╭─ INFORMATION SUPPLIED

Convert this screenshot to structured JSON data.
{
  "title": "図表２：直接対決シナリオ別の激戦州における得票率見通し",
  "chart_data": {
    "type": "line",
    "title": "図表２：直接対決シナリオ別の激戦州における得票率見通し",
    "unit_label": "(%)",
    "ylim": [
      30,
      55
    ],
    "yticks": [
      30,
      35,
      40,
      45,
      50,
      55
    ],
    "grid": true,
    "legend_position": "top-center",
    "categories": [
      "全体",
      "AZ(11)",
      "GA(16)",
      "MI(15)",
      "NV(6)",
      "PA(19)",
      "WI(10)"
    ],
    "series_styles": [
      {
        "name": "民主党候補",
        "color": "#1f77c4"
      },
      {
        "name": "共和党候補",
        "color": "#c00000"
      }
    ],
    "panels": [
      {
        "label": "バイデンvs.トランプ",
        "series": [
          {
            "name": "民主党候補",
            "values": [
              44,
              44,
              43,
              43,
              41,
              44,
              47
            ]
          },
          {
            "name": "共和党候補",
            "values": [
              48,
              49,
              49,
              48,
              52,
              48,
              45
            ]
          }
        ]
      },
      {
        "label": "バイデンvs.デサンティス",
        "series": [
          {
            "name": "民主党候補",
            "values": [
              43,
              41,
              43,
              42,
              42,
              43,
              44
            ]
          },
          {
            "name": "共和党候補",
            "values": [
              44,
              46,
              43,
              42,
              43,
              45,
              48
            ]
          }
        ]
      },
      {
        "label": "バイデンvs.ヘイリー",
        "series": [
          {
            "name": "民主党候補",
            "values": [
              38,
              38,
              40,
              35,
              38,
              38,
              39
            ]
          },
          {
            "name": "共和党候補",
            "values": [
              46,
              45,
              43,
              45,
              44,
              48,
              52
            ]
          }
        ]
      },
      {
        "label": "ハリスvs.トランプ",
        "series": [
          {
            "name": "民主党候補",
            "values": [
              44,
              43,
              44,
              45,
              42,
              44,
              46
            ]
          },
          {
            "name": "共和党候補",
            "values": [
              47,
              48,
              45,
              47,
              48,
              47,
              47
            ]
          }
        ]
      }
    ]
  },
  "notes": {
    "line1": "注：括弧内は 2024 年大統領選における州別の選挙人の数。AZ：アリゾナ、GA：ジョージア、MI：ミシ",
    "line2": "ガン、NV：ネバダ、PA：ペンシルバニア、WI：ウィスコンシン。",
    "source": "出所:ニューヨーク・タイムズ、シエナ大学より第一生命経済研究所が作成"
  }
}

╰─

» WHAT THIS TASK INVOLVES: Gather up every line in the data above that contains the word "バイデンvs", copying each one.

» CORRECT OUTPUT:
        "label": "バイデンvs.トランプ",
        "label": "バイデンvs.デサンティス",
        "label": "バイデンvs.ヘイリー",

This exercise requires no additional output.